SHORT PROBLEM:
Lines containing the word "parameters" are to be counted; state their number and nothing further.

Figure data in JSON:
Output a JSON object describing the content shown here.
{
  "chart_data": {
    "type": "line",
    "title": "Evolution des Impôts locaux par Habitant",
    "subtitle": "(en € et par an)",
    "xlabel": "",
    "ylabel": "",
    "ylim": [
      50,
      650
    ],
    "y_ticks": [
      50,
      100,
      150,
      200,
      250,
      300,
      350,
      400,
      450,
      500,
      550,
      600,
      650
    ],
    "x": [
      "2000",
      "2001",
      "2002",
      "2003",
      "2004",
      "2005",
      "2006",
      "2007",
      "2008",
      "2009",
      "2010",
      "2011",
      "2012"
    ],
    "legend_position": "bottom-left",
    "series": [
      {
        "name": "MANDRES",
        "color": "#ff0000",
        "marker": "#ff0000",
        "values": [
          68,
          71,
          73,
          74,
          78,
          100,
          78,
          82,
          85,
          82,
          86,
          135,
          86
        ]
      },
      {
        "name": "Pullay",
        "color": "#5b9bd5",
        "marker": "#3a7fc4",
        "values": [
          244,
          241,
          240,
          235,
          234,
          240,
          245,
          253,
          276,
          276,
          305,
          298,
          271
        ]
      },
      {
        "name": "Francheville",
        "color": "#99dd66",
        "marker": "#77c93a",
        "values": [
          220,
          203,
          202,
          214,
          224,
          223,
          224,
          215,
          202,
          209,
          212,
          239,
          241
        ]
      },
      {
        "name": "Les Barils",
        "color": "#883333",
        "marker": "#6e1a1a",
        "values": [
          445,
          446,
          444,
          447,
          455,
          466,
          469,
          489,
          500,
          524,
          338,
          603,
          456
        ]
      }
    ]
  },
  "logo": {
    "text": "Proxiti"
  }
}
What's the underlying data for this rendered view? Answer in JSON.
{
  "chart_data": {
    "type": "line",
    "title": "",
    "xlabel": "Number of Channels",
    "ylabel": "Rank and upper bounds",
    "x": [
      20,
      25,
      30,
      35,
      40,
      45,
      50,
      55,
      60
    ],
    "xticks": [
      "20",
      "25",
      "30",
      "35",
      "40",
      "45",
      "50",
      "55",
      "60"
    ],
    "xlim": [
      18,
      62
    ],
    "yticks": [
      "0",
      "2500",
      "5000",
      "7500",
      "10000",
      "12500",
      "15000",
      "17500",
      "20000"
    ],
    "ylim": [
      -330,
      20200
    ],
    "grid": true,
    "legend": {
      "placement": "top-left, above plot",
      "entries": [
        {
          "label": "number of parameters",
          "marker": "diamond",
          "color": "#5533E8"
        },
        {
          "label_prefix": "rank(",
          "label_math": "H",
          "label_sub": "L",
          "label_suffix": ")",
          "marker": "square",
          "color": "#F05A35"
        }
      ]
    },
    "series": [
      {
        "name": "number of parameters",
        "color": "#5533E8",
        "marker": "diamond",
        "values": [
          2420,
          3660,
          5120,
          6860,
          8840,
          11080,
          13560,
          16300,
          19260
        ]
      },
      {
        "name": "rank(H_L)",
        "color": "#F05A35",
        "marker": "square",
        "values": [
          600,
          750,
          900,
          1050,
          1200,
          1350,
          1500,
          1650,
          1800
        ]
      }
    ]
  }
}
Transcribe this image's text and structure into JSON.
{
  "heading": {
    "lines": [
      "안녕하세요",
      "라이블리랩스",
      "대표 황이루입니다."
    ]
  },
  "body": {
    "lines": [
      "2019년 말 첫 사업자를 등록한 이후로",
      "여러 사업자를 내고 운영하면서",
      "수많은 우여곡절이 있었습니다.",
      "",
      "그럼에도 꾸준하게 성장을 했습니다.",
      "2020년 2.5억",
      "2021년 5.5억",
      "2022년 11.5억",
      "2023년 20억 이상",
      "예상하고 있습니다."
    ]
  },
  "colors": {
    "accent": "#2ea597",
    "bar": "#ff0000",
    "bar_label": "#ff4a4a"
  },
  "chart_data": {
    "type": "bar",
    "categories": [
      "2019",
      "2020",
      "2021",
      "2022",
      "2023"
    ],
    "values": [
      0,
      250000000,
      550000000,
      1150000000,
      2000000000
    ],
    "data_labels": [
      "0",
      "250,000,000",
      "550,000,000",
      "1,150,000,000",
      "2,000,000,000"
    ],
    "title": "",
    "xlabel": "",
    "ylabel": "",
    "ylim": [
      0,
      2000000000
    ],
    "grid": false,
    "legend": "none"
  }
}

RESULT OF THE EXERCISE:
2